+++ Data lines +++

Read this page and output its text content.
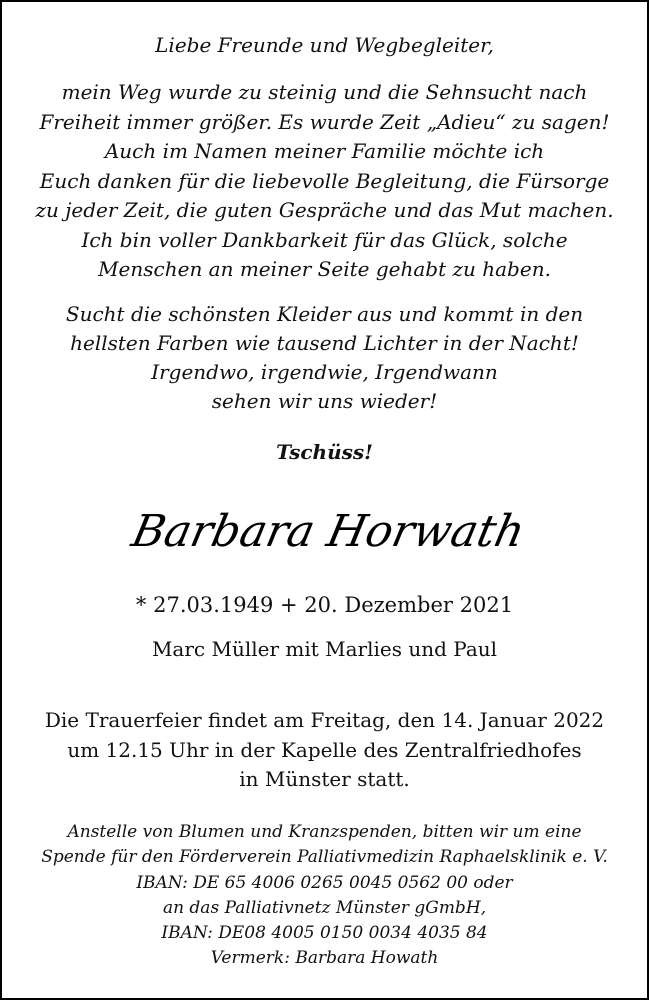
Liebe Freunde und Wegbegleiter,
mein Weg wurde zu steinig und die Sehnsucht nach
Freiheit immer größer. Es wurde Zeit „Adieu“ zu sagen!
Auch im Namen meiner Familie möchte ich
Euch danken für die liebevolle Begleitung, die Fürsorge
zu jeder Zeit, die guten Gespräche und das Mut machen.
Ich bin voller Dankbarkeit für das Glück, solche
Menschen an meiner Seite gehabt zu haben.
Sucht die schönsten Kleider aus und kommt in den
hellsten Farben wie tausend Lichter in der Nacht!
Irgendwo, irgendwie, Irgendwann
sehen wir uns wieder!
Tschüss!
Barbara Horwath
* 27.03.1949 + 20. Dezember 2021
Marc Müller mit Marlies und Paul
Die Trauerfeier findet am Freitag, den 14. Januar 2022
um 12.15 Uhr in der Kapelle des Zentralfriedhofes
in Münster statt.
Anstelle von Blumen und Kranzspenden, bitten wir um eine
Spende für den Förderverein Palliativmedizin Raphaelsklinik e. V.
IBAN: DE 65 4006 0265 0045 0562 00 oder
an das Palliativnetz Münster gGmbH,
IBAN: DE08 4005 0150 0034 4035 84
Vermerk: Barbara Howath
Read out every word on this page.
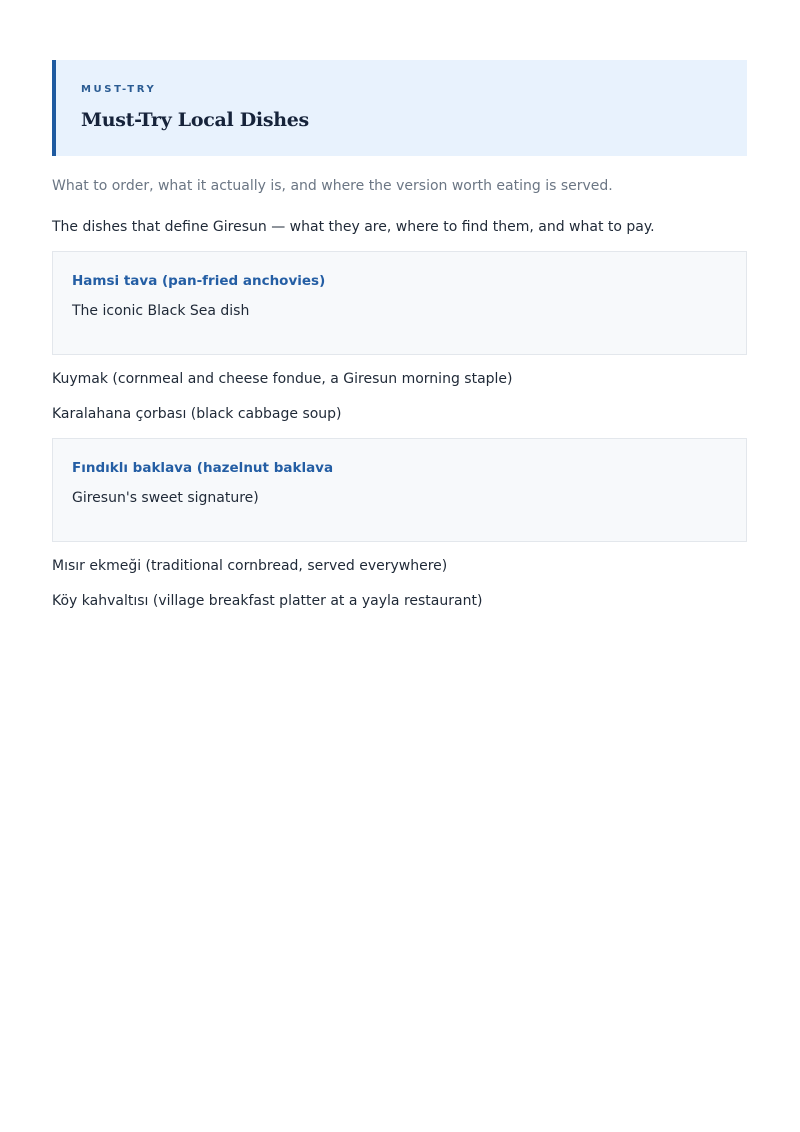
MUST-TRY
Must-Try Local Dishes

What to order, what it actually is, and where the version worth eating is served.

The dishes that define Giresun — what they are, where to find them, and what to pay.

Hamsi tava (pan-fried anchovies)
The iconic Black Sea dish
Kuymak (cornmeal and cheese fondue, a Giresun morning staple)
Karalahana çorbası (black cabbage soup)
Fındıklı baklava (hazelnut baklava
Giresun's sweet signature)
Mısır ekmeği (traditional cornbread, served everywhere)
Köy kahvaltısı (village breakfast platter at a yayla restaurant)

+++
+++ Data lines +++

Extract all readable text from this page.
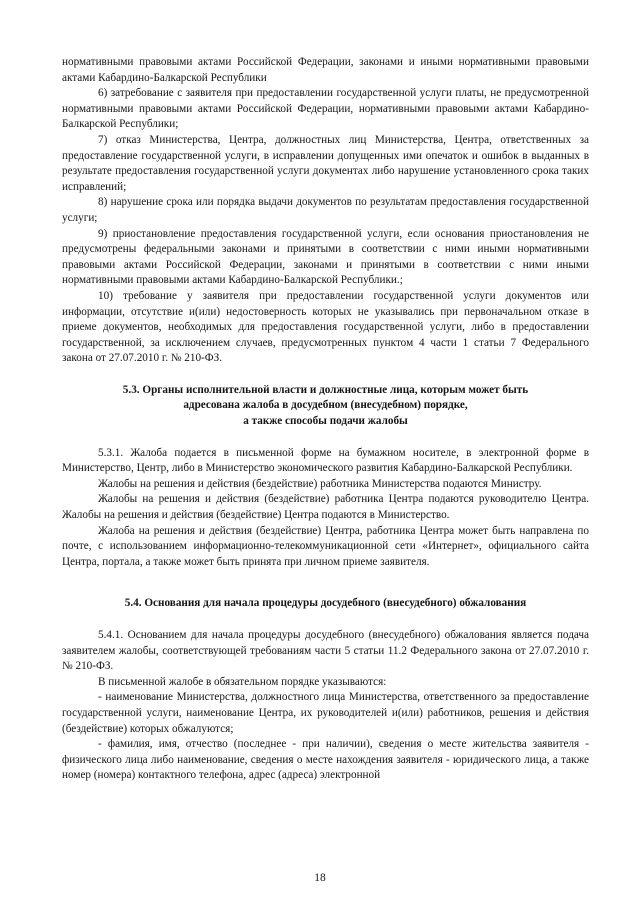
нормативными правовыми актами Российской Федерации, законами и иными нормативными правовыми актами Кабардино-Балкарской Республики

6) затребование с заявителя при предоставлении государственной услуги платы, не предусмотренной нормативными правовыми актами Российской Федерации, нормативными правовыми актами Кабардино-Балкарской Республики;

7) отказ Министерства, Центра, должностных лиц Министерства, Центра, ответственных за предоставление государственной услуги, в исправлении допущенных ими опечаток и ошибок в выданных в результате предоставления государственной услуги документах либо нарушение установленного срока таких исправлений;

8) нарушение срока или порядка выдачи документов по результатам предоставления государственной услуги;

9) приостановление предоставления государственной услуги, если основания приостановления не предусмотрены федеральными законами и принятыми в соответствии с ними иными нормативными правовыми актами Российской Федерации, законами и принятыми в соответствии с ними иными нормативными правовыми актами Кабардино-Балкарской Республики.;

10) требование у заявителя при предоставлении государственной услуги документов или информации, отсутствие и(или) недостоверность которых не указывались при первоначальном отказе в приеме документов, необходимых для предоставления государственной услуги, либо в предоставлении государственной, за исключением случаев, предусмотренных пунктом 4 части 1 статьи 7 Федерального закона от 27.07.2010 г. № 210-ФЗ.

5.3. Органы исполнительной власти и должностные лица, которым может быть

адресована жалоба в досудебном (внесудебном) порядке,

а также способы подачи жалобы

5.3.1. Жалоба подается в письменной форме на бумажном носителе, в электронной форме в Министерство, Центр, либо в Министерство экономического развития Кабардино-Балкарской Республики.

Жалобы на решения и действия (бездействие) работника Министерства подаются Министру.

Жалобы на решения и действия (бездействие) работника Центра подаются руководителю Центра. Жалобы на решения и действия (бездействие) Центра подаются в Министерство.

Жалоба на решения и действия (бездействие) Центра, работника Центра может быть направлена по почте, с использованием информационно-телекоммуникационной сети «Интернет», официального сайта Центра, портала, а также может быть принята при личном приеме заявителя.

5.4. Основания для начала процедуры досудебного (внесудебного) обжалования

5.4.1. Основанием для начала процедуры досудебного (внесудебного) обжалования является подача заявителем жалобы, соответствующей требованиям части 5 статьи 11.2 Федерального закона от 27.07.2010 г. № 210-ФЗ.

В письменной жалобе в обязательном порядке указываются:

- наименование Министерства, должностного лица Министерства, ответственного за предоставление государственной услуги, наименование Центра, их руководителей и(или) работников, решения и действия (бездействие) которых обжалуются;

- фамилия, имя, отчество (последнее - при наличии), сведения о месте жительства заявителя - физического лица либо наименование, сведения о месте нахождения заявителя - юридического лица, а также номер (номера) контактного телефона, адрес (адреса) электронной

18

+++

What you need to do. Only a number is wanted: how many lines of the data above contain "законами"?

Full solution. 2